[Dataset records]
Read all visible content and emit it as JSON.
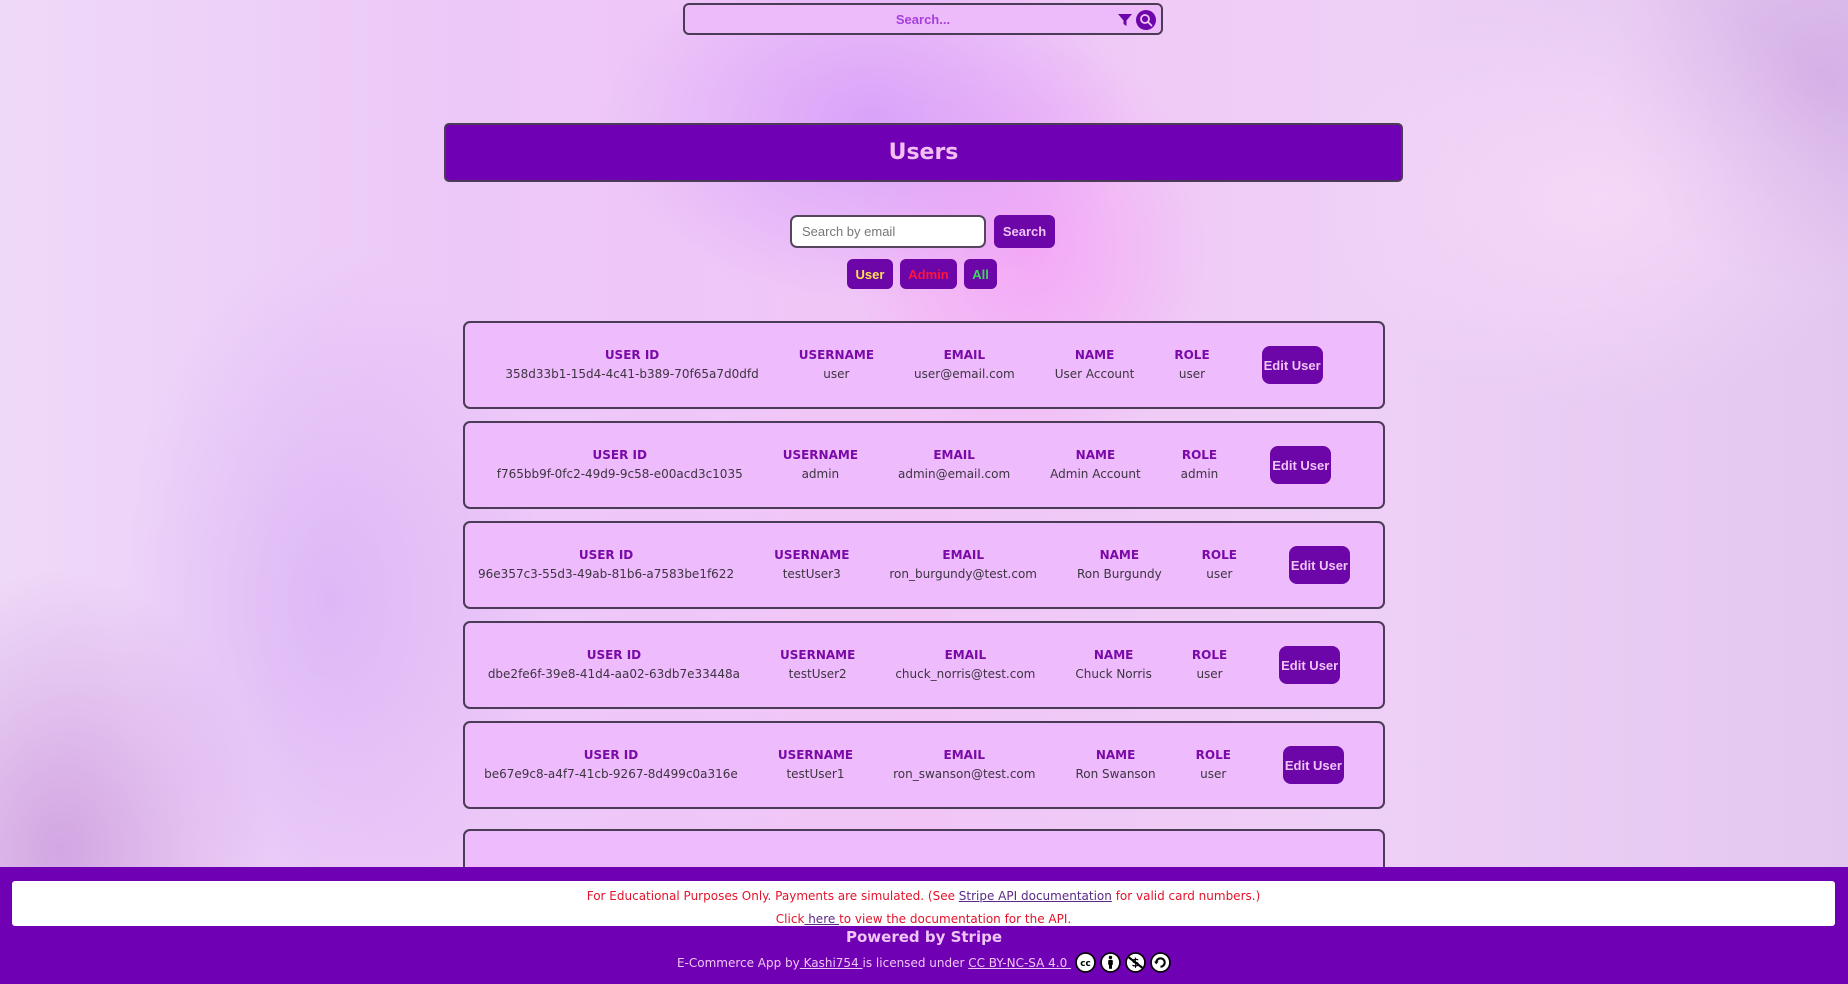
{
  "top_search": {
    "placeholder": "Search...",
    "filter_icon": "filter-icon",
    "search_icon": "search-icon"
  },
  "header": {
    "title": "Users"
  },
  "email_search": {
    "placeholder": "Search by email",
    "value": "",
    "button_label": "Search"
  },
  "role_filters": [
    {
      "label": "User",
      "color": "#ffe04a"
    },
    {
      "label": "Admin",
      "color": "#ff1338"
    },
    {
      "label": "All",
      "color": "#3fd55b"
    }
  ],
  "columns": {
    "user_id": "USER ID",
    "username": "USERNAME",
    "email": "EMAIL",
    "name": "NAME",
    "role": "ROLE"
  },
  "edit_label": "Edit User",
  "users": [
    {
      "user_id": "358d33b1-15d4-4c41-b389-70f65a7d0dfd",
      "username": "user",
      "email": "user@email.com",
      "name": "User Account",
      "role": "user"
    },
    {
      "user_id": "f765bb9f-0fc2-49d9-9c58-e00acd3c1035",
      "username": "admin",
      "email": "admin@email.com",
      "name": "Admin Account",
      "role": "admin"
    },
    {
      "user_id": "96e357c3-55d3-49ab-81b6-a7583be1f622",
      "username": "testUser3",
      "email": "ron_burgundy@test.com",
      "name": "Ron Burgundy",
      "role": "user"
    },
    {
      "user_id": "dbe2fe6f-39e8-41d4-aa02-63db7e33448a",
      "username": "testUser2",
      "email": "chuck_norris@test.com",
      "name": "Chuck Norris",
      "role": "user"
    },
    {
      "user_id": "be67e9c8-a4f7-41cb-9267-8d499c0a316e",
      "username": "testUser1",
      "email": "ron_swanson@test.com",
      "name": "Ron Swanson",
      "role": "user"
    }
  ],
  "footer": {
    "notice_line1_pre": "For Educational Purposes Only. Payments are simulated. (See ",
    "notice_line1_link": "Stripe API documentation",
    "notice_line1_post": " for valid card numbers.)",
    "notice_line2_pre": "Click",
    "notice_line2_link": " here ",
    "notice_line2_post": "to view the documentation for the API.",
    "powered_by": "Powered by Stripe",
    "license_pre": "E-Commerce App by",
    "license_author": " Kashi754 ",
    "license_mid": "is licensed under ",
    "license_link": "CC BY-NC-SA 4.0 ",
    "license_icons": [
      "cc-icon",
      "by-icon",
      "nc-icon",
      "sa-icon"
    ]
  },
  "colors": {
    "brand": "#7000b3",
    "card_bg": "#eebbfc",
    "label": "#7a0aa8",
    "notice_text": "#e3132b"
  }
}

• _GIVEN EXERCISE_: Repeat the records word for word. Any picture in them should be left out.

• _WRITTEN REPLY_:
Read all visible content and emit it as JSON.
{
  "top_search": {
    "placeholder": "Search...",
    "filter_icon": "filter-icon",
    "search_icon": "search-icon"
  },
  "header": {
    "title": "Users"
  },
  "email_search": {
    "placeholder": "Search by email",
    "value": "",
    "button_label": "Search"
  },
  "role_filters": [
    {
      "label": "User",
      "color": "#ffe04a"
    },
    {
      "label": "Admin",
      "color": "#ff1338"
    },
    {
      "label": "All",
      "color": "#3fd55b"
    }
  ],
  "columns": {
    "user_id": "USER ID",
    "username": "USERNAME",
    "email": "EMAIL",
    "name": "NAME",
    "role": "ROLE"
  },
  "edit_label": "Edit User",
  "users": [
    {
      "user_id": "358d33b1-15d4-4c41-b389-70f65a7d0dfd",
      "username": "user",
      "email": "user@email.com",
      "name": "User Account",
      "role": "user"
    },
    {
      "user_id": "f765bb9f-0fc2-49d9-9c58-e00acd3c1035",
      "username": "admin",
      "email": "admin@email.com",
      "name": "Admin Account",
      "role": "admin"
    },
    {
      "user_id": "96e357c3-55d3-49ab-81b6-a7583be1f622",
      "username": "testUser3",
      "email": "ron_burgundy@test.com",
      "name": "Ron Burgundy",
      "role": "user"
    },
    {
      "user_id": "dbe2fe6f-39e8-41d4-aa02-63db7e33448a",
      "username": "testUser2",
      "email": "chuck_norris@test.com",
      "name": "Chuck Norris",
      "role": "user"
    },
    {
      "user_id": "be67e9c8-a4f7-41cb-9267-8d499c0a316e",
      "username": "testUser1",
      "email": "ron_swanson@test.com",
      "name": "Ron Swanson",
      "role": "user"
    }
  ],
  "footer": {
    "notice_line1_pre": "For Educational Purposes Only. Payments are simulated. (See ",
    "notice_line1_link": "Stripe API documentation",
    "notice_line1_post": " for valid card numbers.)",
    "notice_line2_pre": "Click",
    "notice_line2_link": " here ",
    "notice_line2_post": "to view the documentation for the API.",
    "powered_by": "Powered by Stripe",
    "license_pre": "E-Commerce App by",
    "license_author": " Kashi754 ",
    "license_mid": "is licensed under ",
    "license_link": "CC BY-NC-SA 4.0 ",
    "license_icons": [
      "cc-icon",
      "by-icon",
      "nc-icon",
      "sa-icon"
    ]
  },
  "colors": {
    "brand": "#7000b3",
    "card_bg": "#eebbfc",
    "label": "#7a0aa8",
    "notice_text": "#e3132b"
  }
}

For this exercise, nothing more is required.